» Stated problem: Reproduce the lines of the material with "interactable" switched to "clickable" wherever it occurs, leaving everything else unchanged. Omit the pictures from the output.

**** Data provided

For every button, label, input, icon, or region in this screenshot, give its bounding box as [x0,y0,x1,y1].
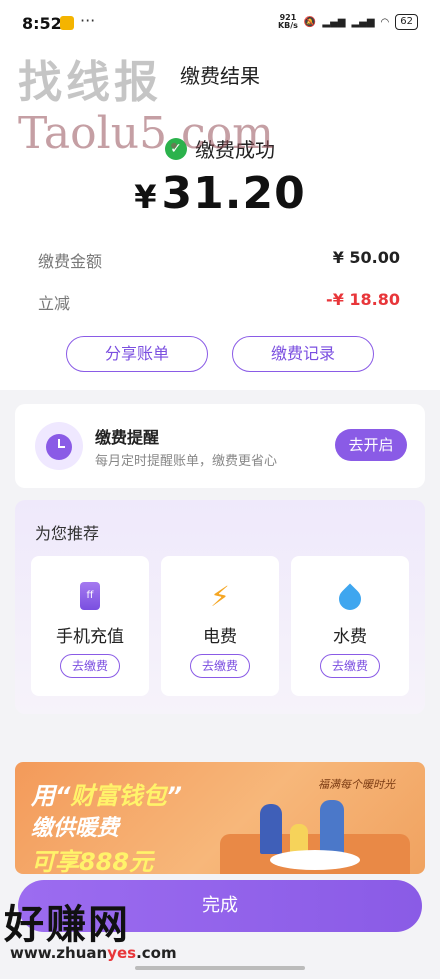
share-bill-button[interactable]: 分享账单 [66,336,208,372]
paid-amount: ¥31.20 [0,168,440,219]
signal-icon: ▂▄▆ [322,16,346,28]
alarm-clock-icon [35,422,83,470]
recommend-label: 水费 [333,627,367,647]
recommend-label: 手机充值 [56,627,124,647]
wifi-icon: ◠ [380,16,390,28]
status-bar: 8:52 ··· 921 KB/s 🔕 ▂▄▆ ▂▄▆ ◠ 62 [0,0,440,50]
reminder-subtitle: 每月定时提醒账单，缴费更省心 [95,454,278,469]
recommendations-title: 为您推荐 [35,524,100,543]
amount-value-original: ¥ 50.00 [332,248,400,267]
banner-line-1: 用“财富钱包” [31,782,182,810]
watermark-top-en: Taolu5.com [18,108,274,159]
banner-line-2: 缴供暖费 [31,816,120,841]
more-notifications-icon: ··· [80,11,96,30]
water-drop-icon [334,583,366,615]
notification-app-icon [60,16,74,30]
amount-label: 缴费金额 [38,252,103,271]
signal-icon-2: ▂▄▆ [351,16,375,28]
watermark-bottom-url: www.zhuanyes.com [10,944,177,962]
home-indicator[interactable] [135,966,305,970]
banner-tagline: 福满每个暖时光 [318,778,395,791]
reminder-title: 缴费提醒 [95,428,160,447]
status-time: 8:52 [22,14,62,33]
discount-value: -¥ 18.80 [326,290,400,309]
amount-value: 31.20 [161,168,306,219]
recommendations-section: 为您推荐 ff 手机充值 去缴费 ⚡ 电费 去缴费 水费 去缴费 [15,500,425,714]
pay-button-mobile[interactable]: 去缴费 [60,654,120,678]
discount-row: 立减 -¥ 18.80 [38,290,400,314]
battery-icon: 62 [395,14,418,30]
payment-records-button[interactable]: 缴费记录 [232,336,374,372]
mute-icon: 🔕 [303,16,317,28]
currency-symbol: ¥ [134,178,158,216]
discount-label: 立减 [38,294,71,313]
banner-line-3: 可享888元 [31,848,154,874]
watermark-top-cn: 找线报 [18,57,162,108]
recommend-label: 电费 [203,627,237,647]
pay-button-water[interactable]: 去缴费 [320,654,380,678]
amount-row: 缴费金额 ¥ 50.00 [38,248,400,272]
status-indicators: 921 KB/s 🔕 ▂▄▆ ▂▄▆ ◠ 62 [278,14,418,30]
promo-banner[interactable]: 用“财富钱包” 缴供暖费 可享888元 福满每个暖时光 [15,762,425,874]
pay-button-electricity[interactable]: 去缴费 [190,654,250,678]
network-speed: 921 KB/s [277,13,298,30]
recommend-card-electricity[interactable]: ⚡ 电费 去缴费 [161,556,279,696]
watermark-bottom-cn: 好赚网 [4,902,130,948]
phone-icon: ff [80,582,100,610]
payment-reminder-card: 缴费提醒 每月定时提醒账单，缴费更省心 去开启 [15,404,425,488]
family-illustration [220,796,410,874]
lightning-icon: ⚡ [210,580,230,613]
enable-reminder-button[interactable]: 去开启 [335,429,407,461]
recommend-card-mobile[interactable]: ff 手机充值 去缴费 [31,556,149,696]
recommend-card-water[interactable]: 水费 去缴费 [291,556,409,696]
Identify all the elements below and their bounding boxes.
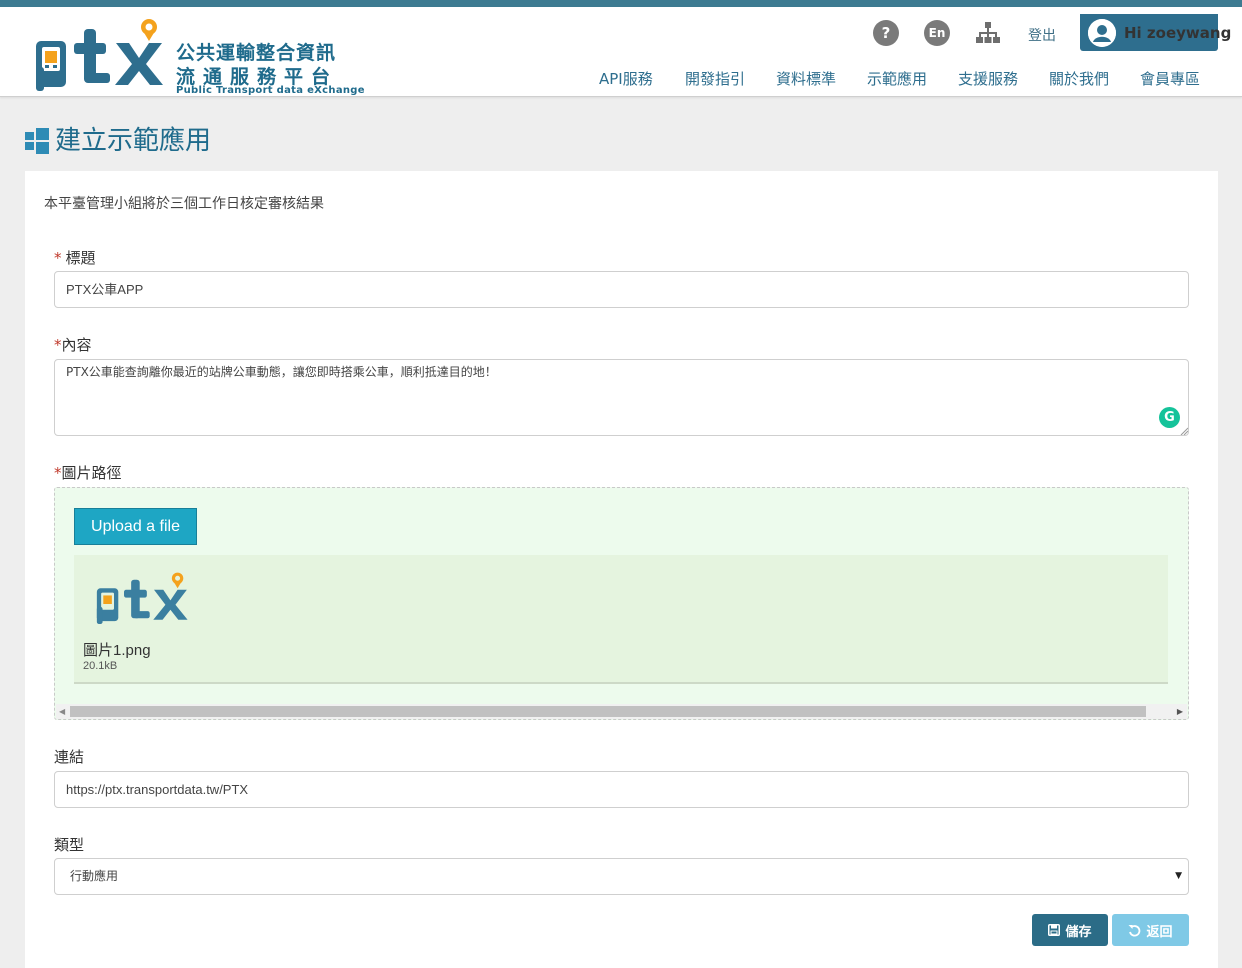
scrollbar-thumb[interactable] <box>70 706 1146 717</box>
uploaded-file-card[interactable] <box>74 555 1168 684</box>
site-header: 公共運輸整合資訊 流通服務平台 Public Transport data eX… <box>0 7 1242 97</box>
title-field-label-text: 標題 <box>65 249 96 267</box>
page-title-text: 建立示範應用 <box>55 126 212 156</box>
save-button[interactable]: 儲存 <box>1032 914 1108 946</box>
type-field-label: 類型 <box>54 836 85 854</box>
user-menu-button[interactable]: Hi zoeywang <box>1080 14 1231 51</box>
link-input[interactable]: https://ptx.transportdata.tw/PTX <box>54 771 1189 808</box>
sitemap-icon[interactable] <box>976 22 1000 44</box>
save-label: 儲存 <box>1065 924 1092 940</box>
nav-item-demo-apps[interactable]: 示範應用 <box>867 68 958 88</box>
language-en-icon[interactable]: En <box>924 20 950 46</box>
undo-icon <box>1128 924 1141 936</box>
floppy-disk-icon <box>1048 924 1061 936</box>
ptx-logo-thumbnail <box>96 572 188 624</box>
content-textarea[interactable]: PTX公車能查詢離你最近的站牌公車動態，讓您即時搭乘公車，順利抵達目的地！ <box>54 359 1189 436</box>
title-input[interactable]: PTX公車APP <box>54 271 1189 308</box>
type-select-value: 行動應用 <box>70 869 119 883</box>
type-select[interactable]: 行動應用 ▼ <box>54 858 1189 895</box>
content-field-label-text: 內容 <box>61 336 92 354</box>
nav-item-api[interactable]: API服務 <box>599 68 685 88</box>
user-avatar-icon <box>1088 19 1116 47</box>
content-field-label: *內容 <box>54 334 92 355</box>
scroll-right-icon[interactable]: ▶ <box>1177 707 1183 716</box>
nav-item-support[interactable]: 支援服務 <box>958 68 1049 88</box>
brand-name-line1: 公共運輸整合資訊 <box>176 42 337 64</box>
required-mark: * <box>54 249 62 267</box>
scroll-left-icon[interactable]: ◀ <box>59 707 65 716</box>
nav-item-dev-guide[interactable]: 開發指引 <box>685 68 776 88</box>
main-nav: API服務 開發指引 資料標準 示範應用 支援服務 關於我們 會員專區 <box>599 68 1210 88</box>
brand-name-en: Public Transport data eXchange <box>176 85 365 96</box>
back-label: 返回 <box>1146 924 1173 940</box>
link-field-label: 連結 <box>54 748 85 766</box>
image-field-label: *圖片路徑 <box>54 462 122 483</box>
horizontal-scrollbar[interactable]: ◀ ▶ <box>56 704 1187 719</box>
nav-item-data-standard[interactable]: 資料標準 <box>776 68 867 88</box>
resize-handle-icon[interactable] <box>1180 427 1188 435</box>
ptx-logo-mark <box>36 19 163 91</box>
image-field-label-text: 圖片路徑 <box>61 464 122 482</box>
uploaded-file-name: 圖片1.png <box>83 642 151 659</box>
required-mark: * <box>54 464 62 482</box>
question-circle-icon[interactable]: ? <box>873 20 899 46</box>
review-notice: 本平臺管理小組將於三個工作日核定審核結果 <box>44 196 324 212</box>
uploaded-file-size: 20.1kB <box>83 660 118 672</box>
user-greeting: Hi zoeywang <box>1124 24 1232 42</box>
ptx-logo[interactable]: 公共運輸整合資訊 流通服務平台 Public Transport data eX… <box>32 17 365 96</box>
logout-link[interactable]: 登出 <box>1028 25 1056 45</box>
upload-file-button[interactable]: Upload a file <box>74 508 197 545</box>
windows-icon <box>25 127 49 154</box>
back-button[interactable]: 返回 <box>1112 914 1189 946</box>
nav-item-about[interactable]: 關於我們 <box>1049 68 1140 88</box>
title-field-label: * 標題 <box>54 247 96 268</box>
grammarly-icon[interactable]: G <box>1159 407 1180 428</box>
nav-item-member[interactable]: 會員專區 <box>1140 68 1210 88</box>
top-accent-bar <box>0 0 1242 7</box>
required-mark: * <box>54 336 62 354</box>
page-title: 建立示範應用 <box>25 120 211 157</box>
chevron-down-icon: ▼ <box>1175 871 1182 881</box>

********

» Complete response:
For every button, label, input, icon, or region in this screenshot, give its bounding box as [x0,y0,x1,y1].
share-bill-button[clickable]: 分享账单 [66,336,208,372]
paid-amount: ¥31.20 [0,168,440,219]
signal-icon: ▂▄▆ [322,16,346,28]
alarm-clock-icon [35,422,83,470]
recommend-label: 水费 [333,627,367,647]
recommend-label: 手机充值 [56,627,124,647]
wifi-icon: ◠ [380,16,390,28]
status-bar: 8:52 ··· 921 KB/s 🔕 ▂▄▆ ▂▄▆ ◠ 62 [0,0,440,50]
reminder-subtitle: 每月定时提醒账单，缴费更省心 [95,454,278,469]
recommendations-title: 为您推荐 [35,524,100,543]
amount-value-original: ¥ 50.00 [332,248,400,267]
banner-line-1: 用“财富钱包” [31,782,182,810]
watermark-top-en: Taolu5.com [18,108,274,159]
banner-line-2: 缴供暖费 [31,816,120,841]
more-notifications-icon: ··· [80,11,96,30]
water-drop-icon [334,583,366,615]
notification-app-icon [60,16,74,30]
amount-label: 缴费金额 [38,252,103,271]
signal-icon-2: ▂▄▆ [351,16,375,28]
watermark-bottom-url: www.zhuanyes.com [10,944,177,962]
home-indicator[clickable] [135,966,305,970]
banner-tagline: 福满每个暖时光 [318,778,395,791]
reminder-title: 缴费提醒 [95,428,160,447]
status-time: 8:52 [22,14,62,33]
discount-value: -¥ 18.80 [326,290,400,309]
amount-value: 31.20 [161,168,306,219]
recommendations-section: 为您推荐 ff 手机充值 去缴费 ⚡ 电费 去缴费 水费 去缴费 [15,500,425,714]
pay-button-mobile[clickable]: 去缴费 [60,654,120,678]
discount-row: 立减 -¥ 18.80 [38,290,400,314]
battery-icon: 62 [395,14,418,30]
payment-records-button[clickable]: 缴费记录 [232,336,374,372]
mute-icon: 🔕 [303,16,317,28]
currency-symbol: ¥ [134,178,158,216]
discount-label: 立减 [38,294,71,313]
banner-line-3: 可享888元 [31,848,154,874]
watermark-top-cn: 找线报 [18,57,162,108]
recommend-label: 电费 [203,627,237,647]
pay-button-water[clickable]: 去缴费 [320,654,380,678]
amount-row: 缴费金额 ¥ 50.00 [38,248,400,272]
status-indicators: 921 KB/s 🔕 ▂▄▆ ▂▄▆ ◠ 62 [278,14,418,30]
promo-banner[clickable]: 用“财富钱包” 缴供暖费 可享888元 福满每个暖时光 [15,762,425,874]
pay-button-electricity[clickable]: 去缴费 [190,654,250,678]
network-speed: 921 KB/s [277,13,298,30]
recommend-card-electricity[clickable]: ⚡ 电费 去缴费 [161,556,279,696]
watermark-bottom-cn: 好赚网 [4,902,130,948]
phone-icon: ff [80,582,100,610]
payment-reminder-card: 缴费提醒 每月定时提醒账单，缴费更省心 去开启 [15,404,425,488]
family-illustration [220,796,410,874]
lightning-icon: ⚡ [210,580,230,613]
enable-reminder-button[clickable]: 去开启 [335,429,407,461]
recommend-card-mobile[clickable]: ff 手机充值 去缴费 [31,556,149,696]
recommend-card-water[clickable]: 水费 去缴费 [291,556,409,696]
Identify all the elements below and their bounding boxes.
scrollbar-thumb[clickable] <box>70 706 1146 717</box>
uploaded-file-card[clickable] <box>74 555 1168 684</box>
site-header: 公共運輸整合資訊 流通服務平台 Public Transport data eX… <box>0 7 1242 97</box>
title-field-label-text: 標題 <box>65 249 96 267</box>
page-title-text: 建立示範應用 <box>55 126 212 156</box>
save-button[clickable]: 儲存 <box>1032 914 1108 946</box>
type-field-label: 類型 <box>54 836 85 854</box>
user-menu-button[clickable]: Hi zoeywang <box>1080 14 1231 51</box>
link-input[clickable]: https://ptx.transportdata.tw/PTX <box>54 771 1189 808</box>
sitemap-icon[clickable] <box>976 22 1000 44</box>
save-label: 儲存 <box>1065 924 1092 940</box>
nav-item-demo-apps[clickable]: 示範應用 <box>867 68 958 88</box>
language-en-icon[clickable]: En <box>924 20 950 46</box>
undo-icon <box>1128 924 1141 936</box>
floppy-disk-icon <box>1048 924 1061 936</box>
ptx-logo-thumbnail <box>96 572 188 624</box>
content-textarea[clickable]: PTX公車能查詢離你最近的站牌公車動態，讓您即時搭乘公車，順利抵達目的地！ <box>54 359 1189 436</box>
title-input[clickable]: PTX公車APP <box>54 271 1189 308</box>
type-select-value: 行動應用 <box>70 869 119 883</box>
type-select[clickable]: 行動應用 ▼ <box>54 858 1189 895</box>
content-field-label-text: 內容 <box>61 336 92 354</box>
nav-item-api[clickable]: API服務 <box>599 68 685 88</box>
user-avatar-icon <box>1088 19 1116 47</box>
content-field-label: *內容 <box>54 334 92 355</box>
scroll-right-icon[clickable]: ▶ <box>1177 707 1183 716</box>
nav-item-support[clickable]: 支援服務 <box>958 68 1049 88</box>
brand-name-line1: 公共運輸整合資訊 <box>176 42 337 64</box>
required-mark: * <box>54 249 62 267</box>
scroll-left-icon[clickable]: ◀ <box>59 707 65 716</box>
nav-item-dev-guide[clickable]: 開發指引 <box>685 68 776 88</box>
main-nav: API服務 開發指引 資料標準 示範應用 支援服務 關於我們 會員專區 <box>599 68 1210 88</box>
brand-name-en: Public Transport data eXchange <box>176 85 365 96</box>
back-label: 返回 <box>1146 924 1173 940</box>
link-field-label: 連結 <box>54 748 85 766</box>
image-field-label: *圖片路徑 <box>54 462 122 483</box>
horizontal-scrollbar[clickable]: ◀ ▶ <box>56 704 1187 719</box>
nav-item-data-standard[clickable]: 資料標準 <box>776 68 867 88</box>
resize-handle-icon[clickable] <box>1180 427 1188 435</box>
ptx-logo-mark <box>36 19 163 91</box>
image-field-label-text: 圖片路徑 <box>61 464 122 482</box>
uploaded-file-name: 圖片1.png <box>83 642 151 659</box>
required-mark: * <box>54 464 62 482</box>
question-circle-icon[clickable]: ? <box>873 20 899 46</box>
review-notice: 本平臺管理小組將於三個工作日核定審核結果 <box>44 196 324 212</box>
uploaded-file-size: 20.1kB <box>83 660 118 672</box>
user-greeting: Hi zoeywang <box>1124 24 1232 42</box>
ptx-logo[clickable]: 公共運輸整合資訊 流通服務平台 Public Transport data eX… <box>32 17 365 96</box>
logout-link[clickable]: 登出 <box>1028 25 1056 45</box>
upload-file-button[clickable]: Upload a file <box>74 508 197 545</box>
windows-icon <box>25 127 49 154</box>
back-button[clickable]: 返回 <box>1112 914 1189 946</box>
nav-item-about[clickable]: 關於我們 <box>1049 68 1140 88</box>
title-field-label: * 標題 <box>54 247 96 268</box>
grammarly-icon[clickable]: G <box>1159 407 1180 428</box>
nav-item-member[clickable]: 會員專區 <box>1140 68 1210 88</box>
top-accent-bar <box>0 0 1242 7</box>
required-mark: * <box>54 336 62 354</box>
page-title: 建立示範應用 <box>25 120 211 157</box>
chevron-down-icon: ▼ <box>1175 871 1182 881</box>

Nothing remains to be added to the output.